**Work to do**
Retype the listing that follows, exactly as written.

**Records shown**
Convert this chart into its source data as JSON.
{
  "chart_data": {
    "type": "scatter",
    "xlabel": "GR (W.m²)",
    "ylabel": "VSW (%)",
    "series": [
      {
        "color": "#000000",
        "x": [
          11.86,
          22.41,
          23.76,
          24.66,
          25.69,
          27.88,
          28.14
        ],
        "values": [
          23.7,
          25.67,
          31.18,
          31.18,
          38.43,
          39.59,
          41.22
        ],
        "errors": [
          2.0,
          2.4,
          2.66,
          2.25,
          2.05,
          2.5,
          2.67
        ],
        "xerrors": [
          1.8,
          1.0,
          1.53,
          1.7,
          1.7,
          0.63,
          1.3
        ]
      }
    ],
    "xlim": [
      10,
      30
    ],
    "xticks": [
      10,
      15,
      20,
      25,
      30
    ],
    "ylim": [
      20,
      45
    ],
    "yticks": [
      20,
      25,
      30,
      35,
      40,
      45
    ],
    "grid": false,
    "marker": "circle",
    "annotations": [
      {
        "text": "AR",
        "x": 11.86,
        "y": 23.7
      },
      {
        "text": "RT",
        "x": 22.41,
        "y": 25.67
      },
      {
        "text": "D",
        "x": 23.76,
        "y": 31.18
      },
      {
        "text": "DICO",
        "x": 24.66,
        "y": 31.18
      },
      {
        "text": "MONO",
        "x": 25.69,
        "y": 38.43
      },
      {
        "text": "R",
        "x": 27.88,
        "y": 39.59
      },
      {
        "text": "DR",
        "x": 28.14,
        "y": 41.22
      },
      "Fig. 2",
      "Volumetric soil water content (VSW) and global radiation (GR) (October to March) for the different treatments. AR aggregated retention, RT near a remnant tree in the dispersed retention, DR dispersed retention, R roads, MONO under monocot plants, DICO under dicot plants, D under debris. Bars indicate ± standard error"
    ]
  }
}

**Complete response**
Convert this chart into its source data as JSON.
{
  "chart_data": {
    "type": "scatter",
    "xlabel": "GR (W.m²)",
    "ylabel": "VSW (%)",
    "series": [
      {
        "color": "#000000",
        "x": [
          11.86,
          22.41,
          23.76,
          24.66,
          25.69,
          27.88,
          28.14
        ],
        "values": [
          23.7,
          25.67,
          31.18,
          31.18,
          38.43,
          39.59,
          41.22
        ],
        "errors": [
          2.0,
          2.4,
          2.66,
          2.25,
          2.05,
          2.5,
          2.67
        ],
        "xerrors": [
          1.8,
          1.0,
          1.53,
          1.7,
          1.7,
          0.63,
          1.3
        ]
      }
    ],
    "xlim": [
      10,
      30
    ],
    "xticks": [
      10,
      15,
      20,
      25,
      30
    ],
    "ylim": [
      20,
      45
    ],
    "yticks": [
      20,
      25,
      30,
      35,
      40,
      45
    ],
    "grid": false,
    "marker": "circle",
    "annotations": [
      {
        "text": "AR",
        "x": 11.86,
        "y": 23.7
      },
      {
        "text": "RT",
        "x": 22.41,
        "y": 25.67
      },
      {
        "text": "D",
        "x": 23.76,
        "y": 31.18
      },
      {
        "text": "DICO",
        "x": 24.66,
        "y": 31.18
      },
      {
        "text": "MONO",
        "x": 25.69,
        "y": 38.43
      },
      {
        "text": "R",
        "x": 27.88,
        "y": 39.59
      },
      {
        "text": "DR",
        "x": 28.14,
        "y": 41.22
      },
      "Fig. 2",
      "Volumetric soil water content (VSW) and global radiation (GR) (October to March) for the different treatments. AR aggregated retention, RT near a remnant tree in the dispersed retention, DR dispersed retention, R roads, MONO under monocot plants, DICO under dicot plants, D under debris. Bars indicate ± standard error"
    ]
  }
}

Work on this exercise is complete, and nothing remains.